● WHAT THIS TASK INVOLVES
Drop the pictures, then extract the listing word for word.

Some records:
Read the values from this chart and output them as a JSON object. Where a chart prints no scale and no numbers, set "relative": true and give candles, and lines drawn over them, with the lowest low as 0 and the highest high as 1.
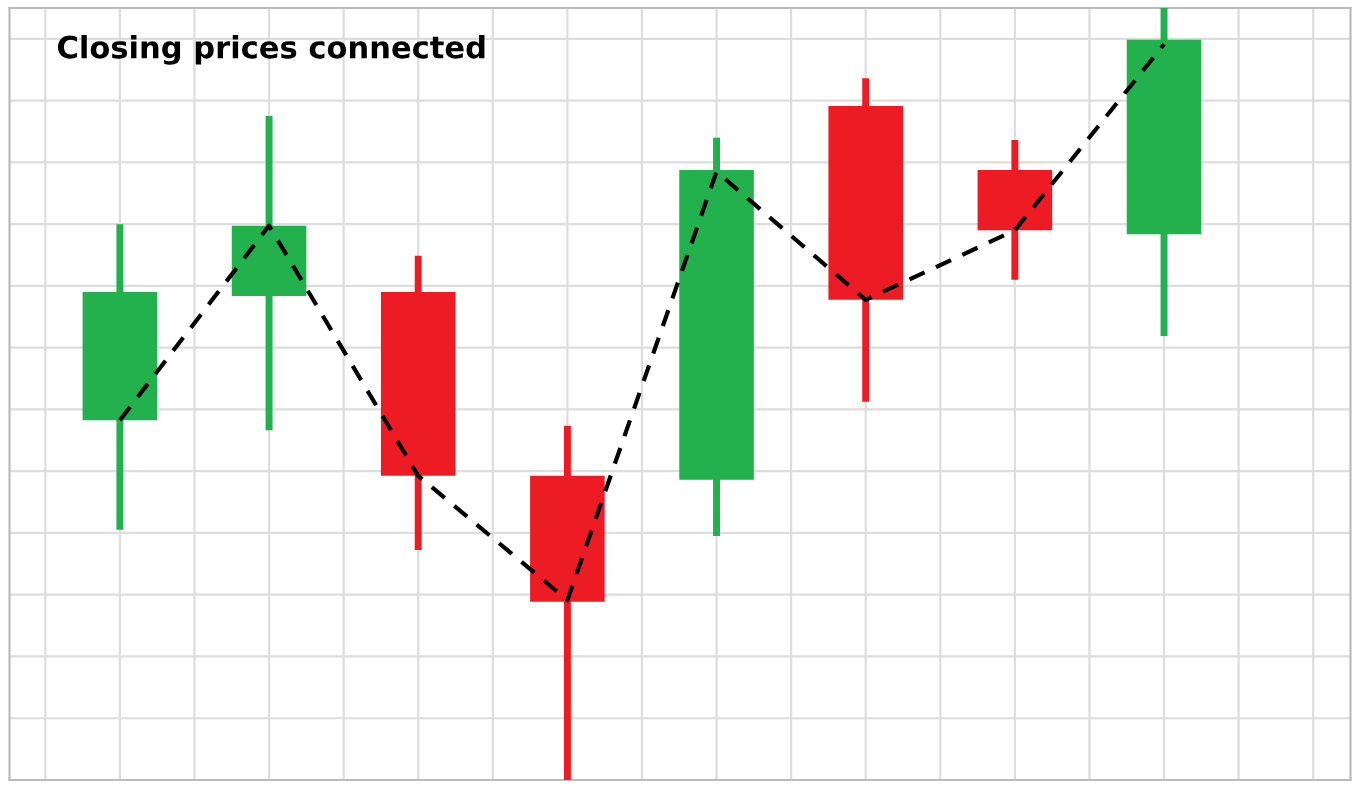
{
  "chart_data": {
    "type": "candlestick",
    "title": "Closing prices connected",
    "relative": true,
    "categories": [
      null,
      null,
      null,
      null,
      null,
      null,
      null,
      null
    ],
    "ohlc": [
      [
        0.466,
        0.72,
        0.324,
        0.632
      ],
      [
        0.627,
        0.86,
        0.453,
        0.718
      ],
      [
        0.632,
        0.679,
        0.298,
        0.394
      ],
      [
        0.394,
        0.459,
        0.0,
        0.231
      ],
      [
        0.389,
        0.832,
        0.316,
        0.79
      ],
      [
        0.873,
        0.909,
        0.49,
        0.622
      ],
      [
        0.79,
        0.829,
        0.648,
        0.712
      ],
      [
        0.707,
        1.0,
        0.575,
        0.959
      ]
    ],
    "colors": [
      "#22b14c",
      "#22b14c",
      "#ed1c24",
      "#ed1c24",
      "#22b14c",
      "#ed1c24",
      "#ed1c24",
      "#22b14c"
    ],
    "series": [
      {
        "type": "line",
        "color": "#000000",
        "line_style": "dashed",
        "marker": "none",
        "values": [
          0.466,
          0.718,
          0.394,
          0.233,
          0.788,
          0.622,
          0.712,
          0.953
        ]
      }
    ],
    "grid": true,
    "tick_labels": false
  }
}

● EXERCISE RESPONSE
Read the values from this chart and output them as a JSON object. Where a chart prints no scale and no numbers, set "relative": true and give candles, and lines drawn over them, with the lowest low as 0 and the highest high as 1.
{
  "chart_data": {
    "type": "candlestick",
    "title": "Closing prices connected",
    "relative": true,
    "categories": [
      null,
      null,
      null,
      null,
      null,
      null,
      null,
      null
    ],
    "ohlc": [
      [
        0.466,
        0.72,
        0.324,
        0.632
      ],
      [
        0.627,
        0.86,
        0.453,
        0.718
      ],
      [
        0.632,
        0.679,
        0.298,
        0.394
      ],
      [
        0.394,
        0.459,
        0.0,
        0.231
      ],
      [
        0.389,
        0.832,
        0.316,
        0.79
      ],
      [
        0.873,
        0.909,
        0.49,
        0.622
      ],
      [
        0.79,
        0.829,
        0.648,
        0.712
      ],
      [
        0.707,
        1.0,
        0.575,
        0.959
      ]
    ],
    "colors": [
      "#22b14c",
      "#22b14c",
      "#ed1c24",
      "#ed1c24",
      "#22b14c",
      "#ed1c24",
      "#ed1c24",
      "#22b14c"
    ],
    "series": [
      {
        "type": "line",
        "color": "#000000",
        "line_style": "dashed",
        "marker": "none",
        "values": [
          0.466,
          0.718,
          0.394,
          0.233,
          0.788,
          0.622,
          0.712,
          0.953
        ]
      }
    ],
    "grid": true,
    "tick_labels": false
  }
}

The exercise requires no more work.